### EXERCISE OBJECTIVE
Leaving the pictures aside, transcribe every line below exactly.

### EXTRACTED ENTRIES

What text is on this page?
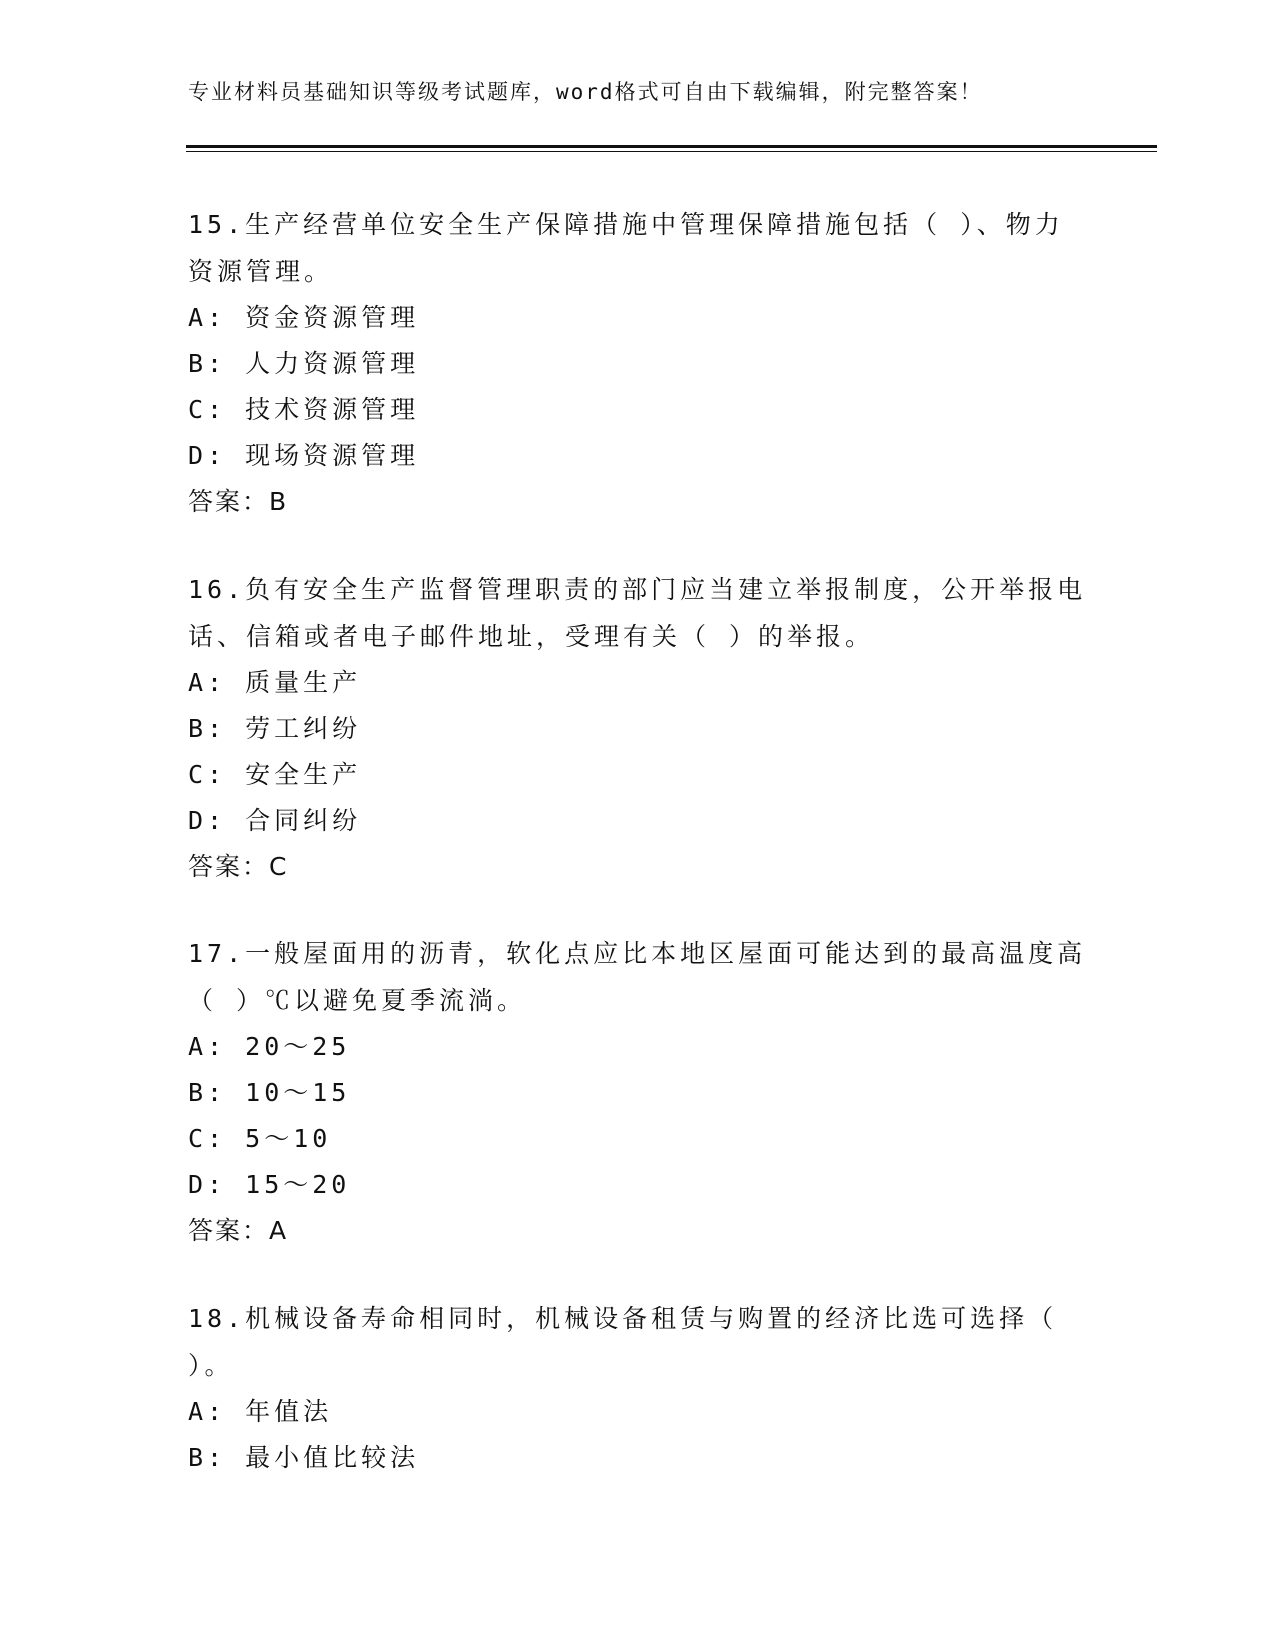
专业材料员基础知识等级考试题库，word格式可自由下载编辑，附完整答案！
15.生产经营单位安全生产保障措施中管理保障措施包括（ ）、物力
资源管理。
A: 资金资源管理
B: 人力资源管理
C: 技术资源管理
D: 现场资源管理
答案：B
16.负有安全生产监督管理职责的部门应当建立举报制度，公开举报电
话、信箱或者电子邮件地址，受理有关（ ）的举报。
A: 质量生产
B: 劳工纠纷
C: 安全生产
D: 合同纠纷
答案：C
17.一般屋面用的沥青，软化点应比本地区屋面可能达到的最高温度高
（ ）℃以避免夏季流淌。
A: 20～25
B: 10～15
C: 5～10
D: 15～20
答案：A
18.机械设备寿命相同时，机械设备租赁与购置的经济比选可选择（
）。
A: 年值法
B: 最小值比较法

### RESPONSE BELOW
What text is on this page?
专业材料员基础知识等级考试题库，word格式可自由下载编辑，附完整答案！
15.生产经营单位安全生产保障措施中管理保障措施包括（ ）、物力
资源管理。
A: 资金资源管理
B: 人力资源管理
C: 技术资源管理
D: 现场资源管理
答案：B
16.负有安全生产监督管理职责的部门应当建立举报制度，公开举报电
话、信箱或者电子邮件地址，受理有关（ ）的举报。
A: 质量生产
B: 劳工纠纷
C: 安全生产
D: 合同纠纷
答案：C
17.一般屋面用的沥青，软化点应比本地区屋面可能达到的最高温度高
（ ）℃以避免夏季流淌。
A: 20～25
B: 10～15
C: 5～10
D: 15～20
答案：A
18.机械设备寿命相同时，机械设备租赁与购置的经济比选可选择（
）。
A: 年值法
B: 最小值比较法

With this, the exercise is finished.